JR東海、静岡空港新駅の対応に変化 鈴木知事とJR社長初面会、否定的→対話姿勢に軟化【リニア問題】
鈴木知事、リニア工事「水確保と生態系保全 堅持」強調
鈴木康友知事は5日、JR東海の丹羽俊介社長と静岡県庁で初めて面会し、静岡県が水資源や自然環境への影響を懸念して着手を認めていないリニア中央新幹線工事の問題について意見を交わした。鈴木知事はリニア事業推進の立場を示しつつ、「大井川の水資源確保と南アルプスの生態系保全の(リニア事業との)両立を図る方向性は堅持する」と述べた。その上で「一つ一つ課題をクリアすることで、プロジェクト推進の道が開ける」とし、県が取りまとめた協議が必要な課題28項目について真摯(しんし)に対応するよう要望した。 面会は非公開で行い、終了後に別々に取材に応じた。リニア開業後、静岡空港に東海道新幹線新駅を設置する県の構想についても話題に上ったとし、丹羽社長は「県の考えを受け止め、対話していこう」と伝えたと明らかにした。JRはこれまで一貫して静岡空港新駅設置に否定的な姿勢だったが、対応を軟化させた。鈴木知事は「長期的な課題で、まだ具体的な話ができる段階ではない。対話の場が持てればいい」と述べた。 リニアトンネル工事が進む岐阜県瑞浪市で住民の共同水源が枯渇した問題については、JR側の提案で、大井川流域の市町や利水団体でつくる大井川利水関係協議会に近く、対応状況を説明するとした。 静岡県は2019年9月、JRとの協議が必要な課題を47項目に取りまとめた。今年2月、国専門家会議の議論を経てトンネル工事中の突発湧水への対応や生態系への影響予測、残土置き場の環境対策など今後も議論が必要な課題を30項目に整理し、さらに28項目に絞り込んだ。 丹羽社長は「地域の皆さんの理解を得られるよう真摯に取り組む。鈴木知事とは緊密な関係を築きたい」と述べた。
..............................
**練習問題:**
[1] 記事によると、静岡県はJR東海との協議が必要な課題を最終的に何項目に絞り込みましたか。
[2] エントリの先頭から始め、「- task-card[interactable]: Clean」を含む行で終わる範囲を、両端の行も含めて一字一句そのまま書き写してください。

**演習用エントリ:**
..............................
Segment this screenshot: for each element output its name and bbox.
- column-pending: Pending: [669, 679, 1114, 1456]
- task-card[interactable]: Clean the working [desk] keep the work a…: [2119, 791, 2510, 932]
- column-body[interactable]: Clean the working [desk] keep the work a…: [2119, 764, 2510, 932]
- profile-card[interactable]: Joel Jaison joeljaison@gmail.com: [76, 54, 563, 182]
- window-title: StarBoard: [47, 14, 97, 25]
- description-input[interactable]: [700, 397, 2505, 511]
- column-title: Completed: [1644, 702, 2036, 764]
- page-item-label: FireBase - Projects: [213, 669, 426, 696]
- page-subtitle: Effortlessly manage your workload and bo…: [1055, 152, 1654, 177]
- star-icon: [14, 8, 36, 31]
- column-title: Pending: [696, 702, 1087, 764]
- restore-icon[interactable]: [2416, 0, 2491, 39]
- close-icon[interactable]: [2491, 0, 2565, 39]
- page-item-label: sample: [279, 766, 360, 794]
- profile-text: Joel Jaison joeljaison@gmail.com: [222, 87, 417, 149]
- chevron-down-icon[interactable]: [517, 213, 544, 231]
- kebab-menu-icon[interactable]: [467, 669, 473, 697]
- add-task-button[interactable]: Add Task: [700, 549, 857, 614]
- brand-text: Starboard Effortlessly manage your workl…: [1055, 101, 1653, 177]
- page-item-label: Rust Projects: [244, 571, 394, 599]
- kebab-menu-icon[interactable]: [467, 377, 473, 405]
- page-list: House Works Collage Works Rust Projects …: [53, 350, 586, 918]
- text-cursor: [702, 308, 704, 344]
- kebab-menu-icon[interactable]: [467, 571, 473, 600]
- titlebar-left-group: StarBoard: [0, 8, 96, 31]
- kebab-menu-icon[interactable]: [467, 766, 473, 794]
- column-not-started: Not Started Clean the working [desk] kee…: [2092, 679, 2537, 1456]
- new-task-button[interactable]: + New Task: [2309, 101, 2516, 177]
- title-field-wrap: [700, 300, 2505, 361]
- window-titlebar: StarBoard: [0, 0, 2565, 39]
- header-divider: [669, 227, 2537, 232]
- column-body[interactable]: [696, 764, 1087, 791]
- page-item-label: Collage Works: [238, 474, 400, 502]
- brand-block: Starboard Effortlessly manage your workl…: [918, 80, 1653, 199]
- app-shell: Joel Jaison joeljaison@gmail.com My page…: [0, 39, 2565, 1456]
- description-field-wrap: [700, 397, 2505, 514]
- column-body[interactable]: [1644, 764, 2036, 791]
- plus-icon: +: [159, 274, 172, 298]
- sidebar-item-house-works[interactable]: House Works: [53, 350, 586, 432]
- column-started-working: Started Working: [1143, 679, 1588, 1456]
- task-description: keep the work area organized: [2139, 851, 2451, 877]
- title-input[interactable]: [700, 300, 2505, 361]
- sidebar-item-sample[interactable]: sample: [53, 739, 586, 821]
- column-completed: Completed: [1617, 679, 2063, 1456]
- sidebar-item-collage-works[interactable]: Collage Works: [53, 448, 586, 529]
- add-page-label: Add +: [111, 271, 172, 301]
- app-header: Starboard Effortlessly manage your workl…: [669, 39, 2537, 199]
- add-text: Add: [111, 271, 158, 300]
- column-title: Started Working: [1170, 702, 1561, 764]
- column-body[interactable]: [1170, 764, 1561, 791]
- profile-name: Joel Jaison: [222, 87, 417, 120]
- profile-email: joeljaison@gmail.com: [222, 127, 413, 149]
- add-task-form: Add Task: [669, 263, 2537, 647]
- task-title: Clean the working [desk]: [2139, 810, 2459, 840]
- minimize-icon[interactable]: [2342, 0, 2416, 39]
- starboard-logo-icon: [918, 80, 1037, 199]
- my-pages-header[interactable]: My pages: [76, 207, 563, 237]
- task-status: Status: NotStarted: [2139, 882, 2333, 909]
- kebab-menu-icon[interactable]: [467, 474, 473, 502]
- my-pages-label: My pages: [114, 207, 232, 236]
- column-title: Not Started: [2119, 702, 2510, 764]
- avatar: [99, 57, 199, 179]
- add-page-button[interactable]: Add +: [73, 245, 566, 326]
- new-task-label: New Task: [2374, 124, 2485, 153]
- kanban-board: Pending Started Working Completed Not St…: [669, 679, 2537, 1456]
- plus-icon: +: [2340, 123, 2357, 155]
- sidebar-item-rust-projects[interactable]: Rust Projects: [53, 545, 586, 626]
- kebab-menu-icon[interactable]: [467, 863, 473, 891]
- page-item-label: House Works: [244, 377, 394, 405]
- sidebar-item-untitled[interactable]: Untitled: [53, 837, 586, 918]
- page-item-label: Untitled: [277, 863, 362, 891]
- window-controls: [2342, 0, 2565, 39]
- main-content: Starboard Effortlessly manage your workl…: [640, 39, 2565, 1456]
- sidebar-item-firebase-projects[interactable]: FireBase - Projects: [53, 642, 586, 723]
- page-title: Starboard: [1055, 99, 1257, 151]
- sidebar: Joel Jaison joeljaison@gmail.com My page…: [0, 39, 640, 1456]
..............................
**解答例:**
[1] 28項目です。

[2]
Segment this screenshot: for each element output its name and bbox.
- column-pending: Pending: [669, 679, 1114, 1456]
- task-card[interactable]: Clean the working [desk] keep the work a…: [2119, 791, 2510, 932]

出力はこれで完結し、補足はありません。